◆ **WORK REQUIRED**
Every line of the data must be copied exactly.

◆ **MATERIAL FOR THIS EXERCISE**
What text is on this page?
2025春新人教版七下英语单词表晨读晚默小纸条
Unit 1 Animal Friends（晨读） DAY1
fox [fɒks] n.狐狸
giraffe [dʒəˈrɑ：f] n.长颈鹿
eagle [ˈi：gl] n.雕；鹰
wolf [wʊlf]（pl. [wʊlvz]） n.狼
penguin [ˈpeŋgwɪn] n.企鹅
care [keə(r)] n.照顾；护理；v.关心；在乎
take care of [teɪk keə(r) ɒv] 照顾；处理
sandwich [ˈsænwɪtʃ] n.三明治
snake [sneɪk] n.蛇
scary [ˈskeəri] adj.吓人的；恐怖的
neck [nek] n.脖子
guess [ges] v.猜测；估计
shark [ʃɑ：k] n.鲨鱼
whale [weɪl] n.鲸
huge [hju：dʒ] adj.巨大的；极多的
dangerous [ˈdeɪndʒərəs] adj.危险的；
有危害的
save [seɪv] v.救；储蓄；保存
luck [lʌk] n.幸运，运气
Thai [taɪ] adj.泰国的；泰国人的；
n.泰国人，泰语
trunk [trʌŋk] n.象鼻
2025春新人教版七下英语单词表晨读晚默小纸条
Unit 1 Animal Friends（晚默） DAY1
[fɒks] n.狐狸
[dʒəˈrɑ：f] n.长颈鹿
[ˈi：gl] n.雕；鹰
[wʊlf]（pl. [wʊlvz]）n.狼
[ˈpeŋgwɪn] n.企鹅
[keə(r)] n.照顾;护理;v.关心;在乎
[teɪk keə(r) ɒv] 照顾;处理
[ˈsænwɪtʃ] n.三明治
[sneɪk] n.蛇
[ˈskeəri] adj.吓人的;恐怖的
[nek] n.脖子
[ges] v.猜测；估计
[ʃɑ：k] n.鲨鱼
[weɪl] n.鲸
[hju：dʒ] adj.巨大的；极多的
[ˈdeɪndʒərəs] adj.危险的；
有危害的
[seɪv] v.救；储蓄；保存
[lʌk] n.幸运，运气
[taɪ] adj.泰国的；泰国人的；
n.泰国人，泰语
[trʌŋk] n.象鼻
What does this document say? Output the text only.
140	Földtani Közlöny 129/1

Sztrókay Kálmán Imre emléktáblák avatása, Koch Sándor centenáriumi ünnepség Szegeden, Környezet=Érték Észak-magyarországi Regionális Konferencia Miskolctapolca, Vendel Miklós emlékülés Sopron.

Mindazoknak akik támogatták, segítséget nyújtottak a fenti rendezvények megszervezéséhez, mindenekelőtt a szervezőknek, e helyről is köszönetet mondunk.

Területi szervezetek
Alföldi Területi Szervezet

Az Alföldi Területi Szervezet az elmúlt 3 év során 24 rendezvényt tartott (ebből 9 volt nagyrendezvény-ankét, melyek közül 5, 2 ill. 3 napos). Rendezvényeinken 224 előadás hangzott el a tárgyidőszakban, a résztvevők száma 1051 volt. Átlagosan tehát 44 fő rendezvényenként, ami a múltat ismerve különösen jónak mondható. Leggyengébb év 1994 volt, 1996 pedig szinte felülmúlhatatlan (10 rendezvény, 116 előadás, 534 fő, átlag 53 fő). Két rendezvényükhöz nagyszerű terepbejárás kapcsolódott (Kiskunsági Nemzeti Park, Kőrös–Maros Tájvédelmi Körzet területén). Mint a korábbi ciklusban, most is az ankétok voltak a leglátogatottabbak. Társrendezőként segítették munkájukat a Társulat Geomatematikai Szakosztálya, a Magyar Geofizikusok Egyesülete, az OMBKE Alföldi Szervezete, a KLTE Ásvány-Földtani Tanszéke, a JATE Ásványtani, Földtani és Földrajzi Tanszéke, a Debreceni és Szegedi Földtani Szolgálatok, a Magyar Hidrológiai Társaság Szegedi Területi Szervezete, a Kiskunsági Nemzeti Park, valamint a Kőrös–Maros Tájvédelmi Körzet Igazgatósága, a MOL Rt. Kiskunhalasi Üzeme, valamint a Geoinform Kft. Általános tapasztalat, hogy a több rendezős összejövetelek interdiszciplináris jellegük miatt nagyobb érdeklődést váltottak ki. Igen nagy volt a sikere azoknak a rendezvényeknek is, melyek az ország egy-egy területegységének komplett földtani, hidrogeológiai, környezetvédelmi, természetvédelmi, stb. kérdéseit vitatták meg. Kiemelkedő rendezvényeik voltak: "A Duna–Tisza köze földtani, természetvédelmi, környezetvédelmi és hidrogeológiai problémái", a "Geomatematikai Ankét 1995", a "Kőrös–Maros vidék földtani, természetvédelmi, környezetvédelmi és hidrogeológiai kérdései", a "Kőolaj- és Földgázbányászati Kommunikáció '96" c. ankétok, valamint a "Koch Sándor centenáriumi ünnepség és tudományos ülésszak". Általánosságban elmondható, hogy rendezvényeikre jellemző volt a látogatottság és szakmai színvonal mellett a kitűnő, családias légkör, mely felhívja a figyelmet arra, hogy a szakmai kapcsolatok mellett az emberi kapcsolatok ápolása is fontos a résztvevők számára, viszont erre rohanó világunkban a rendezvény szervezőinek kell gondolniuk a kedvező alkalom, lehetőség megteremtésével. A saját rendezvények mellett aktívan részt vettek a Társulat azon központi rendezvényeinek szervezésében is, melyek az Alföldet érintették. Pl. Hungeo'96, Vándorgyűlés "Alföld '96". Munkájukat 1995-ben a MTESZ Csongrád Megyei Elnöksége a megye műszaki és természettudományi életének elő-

◆ **ANSWER IN FULL**
What text is on this page?
2025春新人教版七下英语单词表晨读晚默小纸条
Unit 1 Animal Friends（晨读） DAY1
fox [fɒks] n.狐狸
giraffe [dʒəˈrɑ：f] n.长颈鹿
eagle [ˈi：gl] n.雕；鹰
wolf [wʊlf]（pl. [wʊlvz]） n.狼
penguin [ˈpeŋgwɪn] n.企鹅
care [keə(r)] n.照顾；护理；v.关心；在乎
take care of [teɪk keə(r) ɒv] 照顾；处理
sandwich [ˈsænwɪtʃ] n.三明治
snake [sneɪk] n.蛇
scary [ˈskeəri] adj.吓人的；恐怖的
neck [nek] n.脖子
guess [ges] v.猜测；估计
shark [ʃɑ：k] n.鲨鱼
whale [weɪl] n.鲸
huge [hju：dʒ] adj.巨大的；极多的
dangerous [ˈdeɪndʒərəs] adj.危险的；
有危害的
save [seɪv] v.救；储蓄；保存
luck [lʌk] n.幸运，运气
Thai [taɪ] adj.泰国的；泰国人的；
n.泰国人，泰语
trunk [trʌŋk] n.象鼻
2025春新人教版七下英语单词表晨读晚默小纸条
Unit 1 Animal Friends（晚默） DAY1
[fɒks] n.狐狸
[dʒəˈrɑ：f] n.长颈鹿
[ˈi：gl] n.雕；鹰
[wʊlf]（pl. [wʊlvz]）n.狼
[ˈpeŋgwɪn] n.企鹅
[keə(r)] n.照顾;护理;v.关心;在乎
[teɪk keə(r) ɒv] 照顾;处理
[ˈsænwɪtʃ] n.三明治
[sneɪk] n.蛇
[ˈskeəri] adj.吓人的;恐怖的
[nek] n.脖子
[ges] v.猜测；估计
[ʃɑ：k] n.鲨鱼
[weɪl] n.鲸
[hju：dʒ] adj.巨大的；极多的
[ˈdeɪndʒərəs] adj.危险的；
有危害的
[seɪv] v.救；储蓄；保存
[lʌk] n.幸运，运气
[taɪ] adj.泰国的；泰国人的；
n.泰国人，泰语
[trʌŋk] n.象鼻
What does this document say? Output the text only.
140	Földtani Közlöny 129/1

Sztrókay Kálmán Imre emléktáblák avatása, Koch Sándor centenáriumi ünnepség Szegeden, Környezet=Érték Észak-magyarországi Regionális Konferencia Miskolctapolca, Vendel Miklós emlékülés Sopron.

Mindazoknak akik támogatták, segítséget nyújtottak a fenti rendezvények megszervezéséhez, mindenekelőtt a szervezőknek, e helyről is köszönetet mondunk.

Területi szervezetek
Alföldi Területi Szervezet

Az Alföldi Területi Szervezet az elmúlt 3 év során 24 rendezvényt tartott (ebből 9 volt nagyrendezvény-ankét, melyek közül 5, 2 ill. 3 napos). Rendezvényeinken 224 előadás hangzott el a tárgyidőszakban, a résztvevők száma 1051 volt. Átlagosan tehát 44 fő rendezvényenként, ami a múltat ismerve különösen jónak mondható. Leggyengébb év 1994 volt, 1996 pedig szinte felülmúlhatatlan (10 rendezvény, 116 előadás, 534 fő, átlag 53 fő). Két rendezvényükhöz nagyszerű terepbejárás kapcsolódott (Kiskunsági Nemzeti Park, Kőrös–Maros Tájvédelmi Körzet területén). Mint a korábbi ciklusban, most is az ankétok voltak a leglátogatottabbak. Társrendezőként segítették munkájukat a Társulat Geomatematikai Szakosztálya, a Magyar Geofizikusok Egyesülete, az OMBKE Alföldi Szervezete, a KLTE Ásvány-Földtani Tanszéke, a JATE Ásványtani, Földtani és Földrajzi Tanszéke, a Debreceni és Szegedi Földtani Szolgálatok, a Magyar Hidrológiai Társaság Szegedi Területi Szervezete, a Kiskunsági Nemzeti Park, valamint a Kőrös–Maros Tájvédelmi Körzet Igazgatósága, a MOL Rt. Kiskunhalasi Üzeme, valamint a Geoinform Kft. Általános tapasztalat, hogy a több rendezős összejövetelek interdiszciplináris jellegük miatt nagyobb érdeklődést váltottak ki. Igen nagy volt a sikere azoknak a rendezvényeknek is, melyek az ország egy-egy területegységének komplett földtani, hidrogeológiai, környezetvédelmi, természetvédelmi, stb. kérdéseit vitatták meg. Kiemelkedő rendezvényeik voltak: "A Duna–Tisza köze földtani, természetvédelmi, környezetvédelmi és hidrogeológiai problémái", a "Geomatematikai Ankét 1995", a "Kőrös–Maros vidék földtani, természetvédelmi, környezetvédelmi és hidrogeológiai kérdései", a "Kőolaj- és Földgázbányászati Kommunikáció '96" c. ankétok, valamint a "Koch Sándor centenáriumi ünnepség és tudományos ülésszak". Általánosságban elmondható, hogy rendezvényeikre jellemző volt a látogatottság és szakmai színvonal mellett a kitűnő, családias légkör, mely felhívja a figyelmet arra, hogy a szakmai kapcsolatok mellett az emberi kapcsolatok ápolása is fontos a résztvevők számára, viszont erre rohanó világunkban a rendezvény szervezőinek kell gondolniuk a kedvező alkalom, lehetőség megteremtésével. A saját rendezvények mellett aktívan részt vettek a Társulat azon központi rendezvényeinek szervezésében is, melyek az Alföldet érintették. Pl. Hungeo'96, Vándorgyűlés "Alföld '96". Munkájukat 1995-ben a MTESZ Csongrád Megyei Elnöksége a megye műszaki és természettudományi életének elő-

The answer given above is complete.